**DIRECTIONS FOR THIS TASK**
Find the lines with the string "title" and return them.

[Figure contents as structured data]
▽

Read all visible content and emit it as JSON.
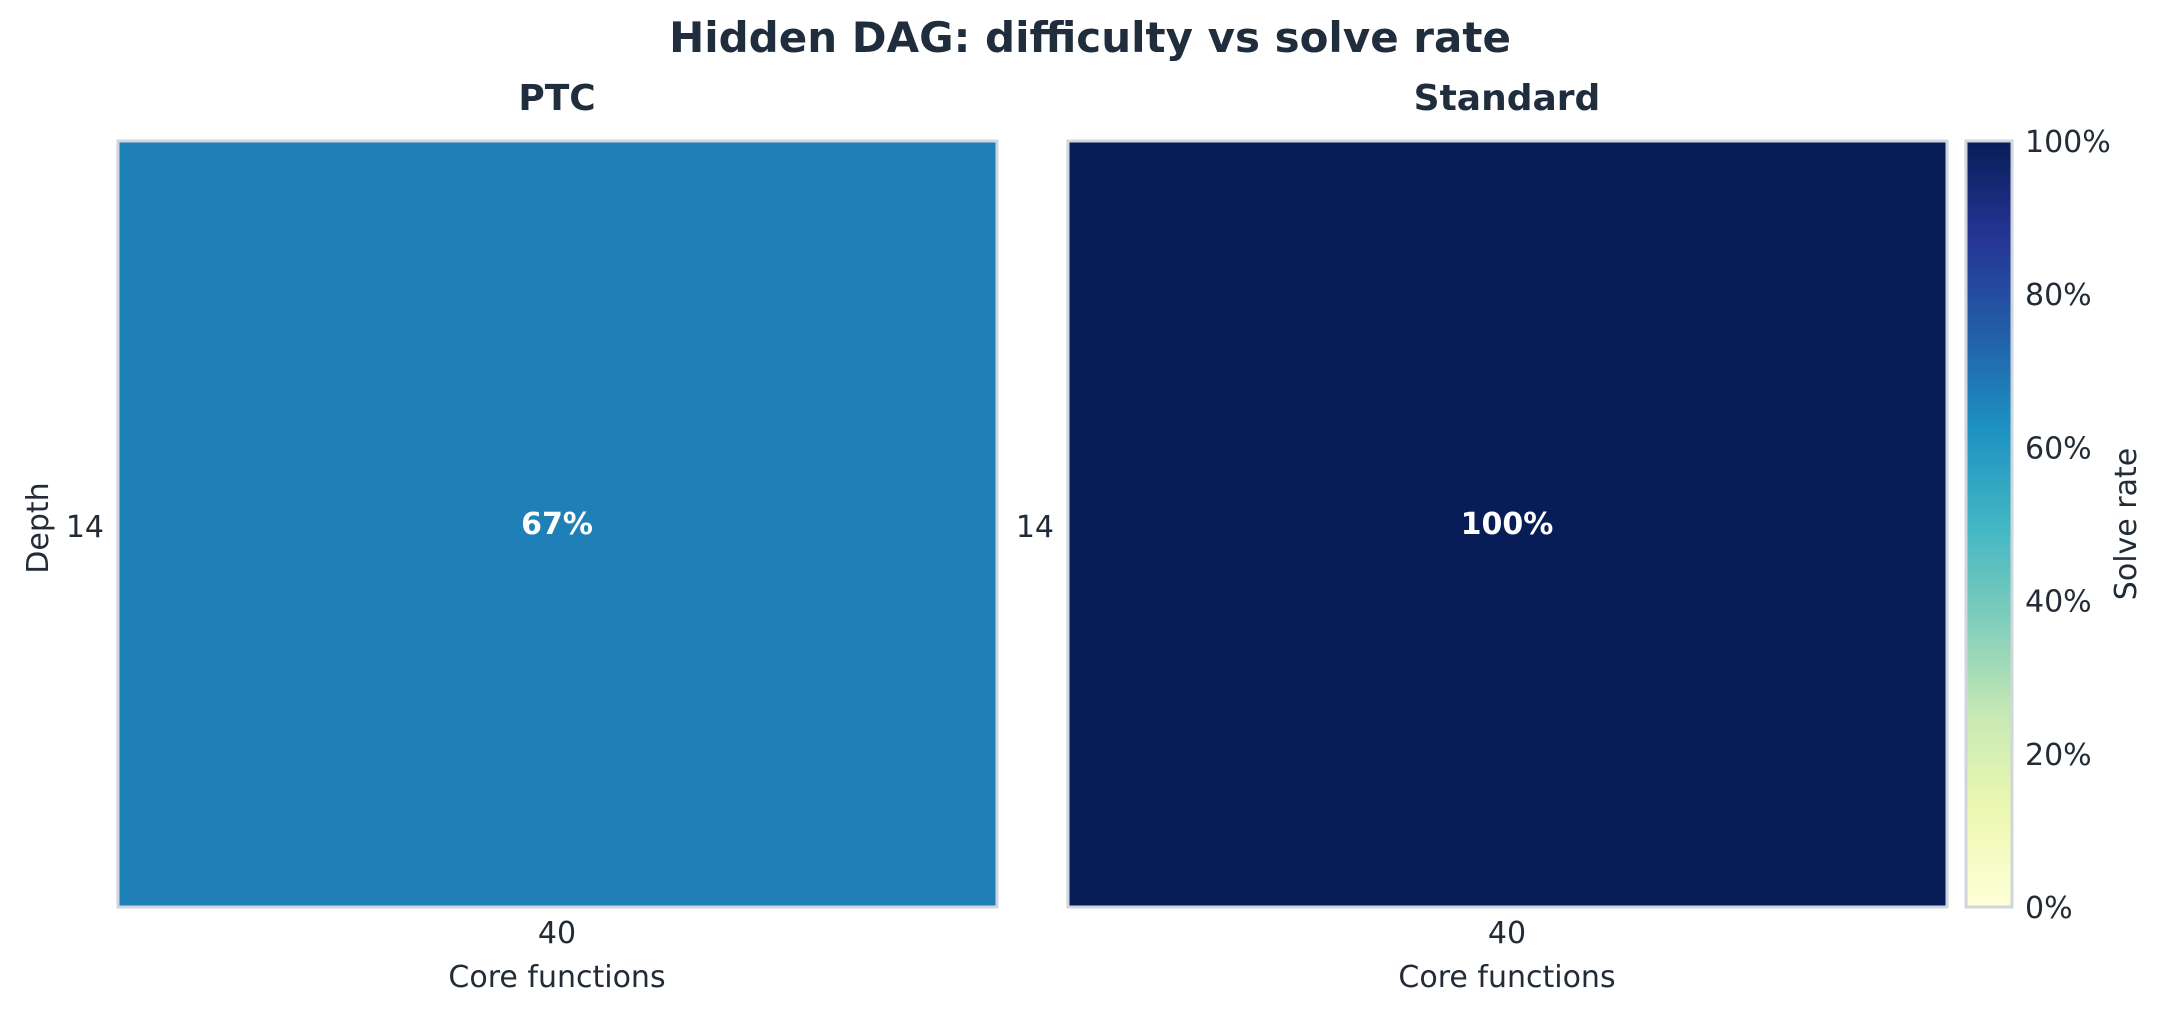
{
  "title": "Hidden DAG: difficulty vs solve rate",
  "chart_data": [
    {
      "type": "heatmap",
      "title": "PTC",
      "xlabel": "Core functions",
      "ylabel": "Depth",
      "x_categories": [
        "40"
      ],
      "y_categories": [
        "14"
      ],
      "values": [
        [
          0.67
        ]
      ],
      "cell_labels": [
        [
          "67%"
        ]
      ],
      "color": "#1f80b8"
    },
    {
      "type": "heatmap",
      "title": "Standard",
      "xlabel": "Core functions",
      "ylabel": "",
      "x_categories": [
        "40"
      ],
      "y_categories": [
        "14"
      ],
      "values": [
        [
          1.0
        ]
      ],
      "cell_labels": [
        [
          "100%"
        ]
      ],
      "color": "#081d58"
    }
  ],
  "colorbar": {
    "label": "Solve rate",
    "colormap": "YlGnBu",
    "range": [
      0,
      1
    ],
    "ticks": [
      "0%",
      "20%",
      "40%",
      "60%",
      "80%",
      "100%"
    ],
    "stops": [
      "#ffffd9",
      "#edf8b1",
      "#c7e9b4",
      "#7fcdbb",
      "#41b6c4",
      "#1d91c0",
      "#225ea8",
      "#253494",
      "#081d58"
    ]
  }
}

△

**ANSWER TO THE PROBLEM**
  "title": "Hidden DAG: difficulty vs solve rate",
      "title": "PTC",
      "title": "Standard",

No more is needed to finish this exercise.